# Task to carry out
Exact copies are required of the lines from the line containing "Extract all the data from this chart as JSON." through the final line of the listing, both included, and of no other lines.

# Extracted records
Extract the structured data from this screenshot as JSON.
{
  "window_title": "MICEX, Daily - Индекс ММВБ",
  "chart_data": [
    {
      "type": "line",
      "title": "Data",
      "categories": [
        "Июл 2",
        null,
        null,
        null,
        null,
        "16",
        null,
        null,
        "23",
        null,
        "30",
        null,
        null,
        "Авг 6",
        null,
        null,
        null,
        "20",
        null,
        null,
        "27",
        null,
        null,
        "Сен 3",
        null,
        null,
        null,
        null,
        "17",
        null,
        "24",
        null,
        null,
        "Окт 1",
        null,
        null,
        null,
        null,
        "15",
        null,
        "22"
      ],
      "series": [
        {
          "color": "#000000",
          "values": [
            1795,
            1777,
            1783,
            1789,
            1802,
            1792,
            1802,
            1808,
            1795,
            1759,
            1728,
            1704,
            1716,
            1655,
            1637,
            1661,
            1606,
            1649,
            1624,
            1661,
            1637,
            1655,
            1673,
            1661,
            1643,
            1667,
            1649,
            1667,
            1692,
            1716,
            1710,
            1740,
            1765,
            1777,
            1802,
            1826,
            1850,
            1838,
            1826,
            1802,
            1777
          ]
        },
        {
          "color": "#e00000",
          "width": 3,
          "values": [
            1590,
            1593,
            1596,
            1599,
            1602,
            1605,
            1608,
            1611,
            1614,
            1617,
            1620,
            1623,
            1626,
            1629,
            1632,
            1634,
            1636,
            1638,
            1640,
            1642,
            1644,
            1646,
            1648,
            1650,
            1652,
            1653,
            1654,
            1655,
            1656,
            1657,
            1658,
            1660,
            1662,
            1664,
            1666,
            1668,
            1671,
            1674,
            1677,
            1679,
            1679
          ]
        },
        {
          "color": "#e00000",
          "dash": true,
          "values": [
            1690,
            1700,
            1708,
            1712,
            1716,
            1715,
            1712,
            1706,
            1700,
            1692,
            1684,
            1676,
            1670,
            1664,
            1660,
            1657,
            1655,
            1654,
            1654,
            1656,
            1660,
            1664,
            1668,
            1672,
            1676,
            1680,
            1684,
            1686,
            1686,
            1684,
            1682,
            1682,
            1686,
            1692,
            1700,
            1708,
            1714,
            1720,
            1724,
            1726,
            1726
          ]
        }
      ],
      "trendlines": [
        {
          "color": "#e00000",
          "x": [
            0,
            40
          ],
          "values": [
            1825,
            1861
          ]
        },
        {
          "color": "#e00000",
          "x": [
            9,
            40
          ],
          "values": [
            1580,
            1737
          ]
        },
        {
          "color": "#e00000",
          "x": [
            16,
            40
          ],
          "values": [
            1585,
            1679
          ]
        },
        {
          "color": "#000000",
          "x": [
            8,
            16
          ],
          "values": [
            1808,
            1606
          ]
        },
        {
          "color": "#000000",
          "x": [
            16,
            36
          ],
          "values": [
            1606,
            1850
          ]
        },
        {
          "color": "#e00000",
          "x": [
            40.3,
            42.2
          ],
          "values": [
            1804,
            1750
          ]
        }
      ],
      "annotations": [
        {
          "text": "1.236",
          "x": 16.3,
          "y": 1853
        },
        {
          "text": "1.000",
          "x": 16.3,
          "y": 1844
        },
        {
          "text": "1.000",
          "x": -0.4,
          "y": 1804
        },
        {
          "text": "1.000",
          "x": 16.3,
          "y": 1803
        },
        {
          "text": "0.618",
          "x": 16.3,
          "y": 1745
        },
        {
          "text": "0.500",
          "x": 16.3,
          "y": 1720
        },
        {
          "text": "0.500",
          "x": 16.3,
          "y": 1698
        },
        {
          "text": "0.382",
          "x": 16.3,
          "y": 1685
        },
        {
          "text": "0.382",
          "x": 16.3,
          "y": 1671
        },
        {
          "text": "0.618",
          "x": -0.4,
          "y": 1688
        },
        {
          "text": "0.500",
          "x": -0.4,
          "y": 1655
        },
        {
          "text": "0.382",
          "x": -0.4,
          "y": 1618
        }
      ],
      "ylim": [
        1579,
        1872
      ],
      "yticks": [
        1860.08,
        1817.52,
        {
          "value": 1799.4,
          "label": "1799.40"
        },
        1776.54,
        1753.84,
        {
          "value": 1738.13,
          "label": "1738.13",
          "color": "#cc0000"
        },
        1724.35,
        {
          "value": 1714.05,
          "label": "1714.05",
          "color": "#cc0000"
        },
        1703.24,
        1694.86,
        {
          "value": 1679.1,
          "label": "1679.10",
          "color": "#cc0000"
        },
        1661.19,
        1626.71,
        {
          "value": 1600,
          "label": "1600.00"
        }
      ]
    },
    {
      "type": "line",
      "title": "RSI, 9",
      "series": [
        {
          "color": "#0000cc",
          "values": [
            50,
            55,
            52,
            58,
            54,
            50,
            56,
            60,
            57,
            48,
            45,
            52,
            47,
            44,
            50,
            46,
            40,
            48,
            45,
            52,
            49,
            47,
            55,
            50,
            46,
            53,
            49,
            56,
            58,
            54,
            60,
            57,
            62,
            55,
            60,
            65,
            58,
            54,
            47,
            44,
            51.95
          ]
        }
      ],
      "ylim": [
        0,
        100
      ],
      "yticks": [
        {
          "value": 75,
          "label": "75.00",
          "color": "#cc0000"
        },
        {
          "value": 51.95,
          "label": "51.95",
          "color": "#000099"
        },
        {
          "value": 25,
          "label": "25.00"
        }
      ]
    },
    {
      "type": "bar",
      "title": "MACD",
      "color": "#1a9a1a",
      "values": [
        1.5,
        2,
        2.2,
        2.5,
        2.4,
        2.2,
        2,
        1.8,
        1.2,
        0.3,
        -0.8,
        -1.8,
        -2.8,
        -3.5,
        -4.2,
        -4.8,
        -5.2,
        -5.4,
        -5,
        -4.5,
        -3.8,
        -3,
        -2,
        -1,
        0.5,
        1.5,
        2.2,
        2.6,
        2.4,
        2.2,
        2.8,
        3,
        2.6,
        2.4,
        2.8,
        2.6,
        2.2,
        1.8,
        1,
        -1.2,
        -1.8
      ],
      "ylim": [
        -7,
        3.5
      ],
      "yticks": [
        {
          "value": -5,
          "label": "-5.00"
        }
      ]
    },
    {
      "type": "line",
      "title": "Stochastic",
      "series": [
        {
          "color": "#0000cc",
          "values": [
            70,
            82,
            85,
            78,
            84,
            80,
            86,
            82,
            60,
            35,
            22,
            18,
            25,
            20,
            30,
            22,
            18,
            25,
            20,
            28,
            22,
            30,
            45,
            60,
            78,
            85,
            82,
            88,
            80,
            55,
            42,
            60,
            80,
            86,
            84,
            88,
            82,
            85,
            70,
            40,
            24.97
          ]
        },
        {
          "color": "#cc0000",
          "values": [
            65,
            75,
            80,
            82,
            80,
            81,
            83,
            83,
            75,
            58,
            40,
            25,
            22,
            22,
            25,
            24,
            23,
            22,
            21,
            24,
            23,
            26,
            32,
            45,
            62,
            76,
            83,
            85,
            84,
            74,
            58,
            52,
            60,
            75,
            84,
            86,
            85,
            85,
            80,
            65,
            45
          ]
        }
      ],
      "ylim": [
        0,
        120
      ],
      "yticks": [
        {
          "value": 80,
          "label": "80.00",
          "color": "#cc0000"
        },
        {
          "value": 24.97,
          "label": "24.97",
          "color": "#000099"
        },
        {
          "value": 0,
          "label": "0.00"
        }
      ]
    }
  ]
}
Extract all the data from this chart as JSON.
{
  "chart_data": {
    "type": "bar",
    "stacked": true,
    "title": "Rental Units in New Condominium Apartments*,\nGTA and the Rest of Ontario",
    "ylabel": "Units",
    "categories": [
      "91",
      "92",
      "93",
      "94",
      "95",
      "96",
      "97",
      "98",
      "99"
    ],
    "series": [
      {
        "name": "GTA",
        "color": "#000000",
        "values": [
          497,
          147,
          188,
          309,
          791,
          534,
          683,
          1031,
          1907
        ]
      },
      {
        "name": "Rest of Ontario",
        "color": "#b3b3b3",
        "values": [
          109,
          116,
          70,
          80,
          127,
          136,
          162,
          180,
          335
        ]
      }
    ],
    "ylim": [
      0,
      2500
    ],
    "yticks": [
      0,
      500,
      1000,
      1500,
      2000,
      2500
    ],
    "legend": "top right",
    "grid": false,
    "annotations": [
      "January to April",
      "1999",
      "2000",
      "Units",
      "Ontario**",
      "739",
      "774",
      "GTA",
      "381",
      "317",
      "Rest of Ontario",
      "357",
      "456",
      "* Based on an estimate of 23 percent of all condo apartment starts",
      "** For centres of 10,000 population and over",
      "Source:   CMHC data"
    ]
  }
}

# Full output
Extract all the data from this chart as JSON.
{
  "chart_data": {
    "type": "bar",
    "stacked": true,
    "title": "Rental Units in New Condominium Apartments*,\nGTA and the Rest of Ontario",
    "ylabel": "Units",
    "categories": [
      "91",
      "92",
      "93",
      "94",
      "95",
      "96",
      "97",
      "98",
      "99"
    ],
    "series": [
      {
        "name": "GTA",
        "color": "#000000",
        "values": [
          497,
          147,
          188,
          309,
          791,
          534,
          683,
          1031,
          1907
        ]
      },
      {
        "name": "Rest of Ontario",
        "color": "#b3b3b3",
        "values": [
          109,
          116,
          70,
          80,
          127,
          136,
          162,
          180,
          335
        ]
      }
    ],
    "ylim": [
      0,
      2500
    ],
    "yticks": [
      0,
      500,
      1000,
      1500,
      2000,
      2500
    ],
    "legend": "top right",
    "grid": false,
    "annotations": [
      "January to April",
      "1999",
      "2000",
      "Units",
      "Ontario**",
      "739",
      "774",
      "GTA",
      "381",
      "317",
      "Rest of Ontario",
      "357",
      "456",
      "* Based on an estimate of 23 percent of all condo apartment starts",
      "** For centres of 10,000 population and over",
      "Source:   CMHC data"
    ]
  }
}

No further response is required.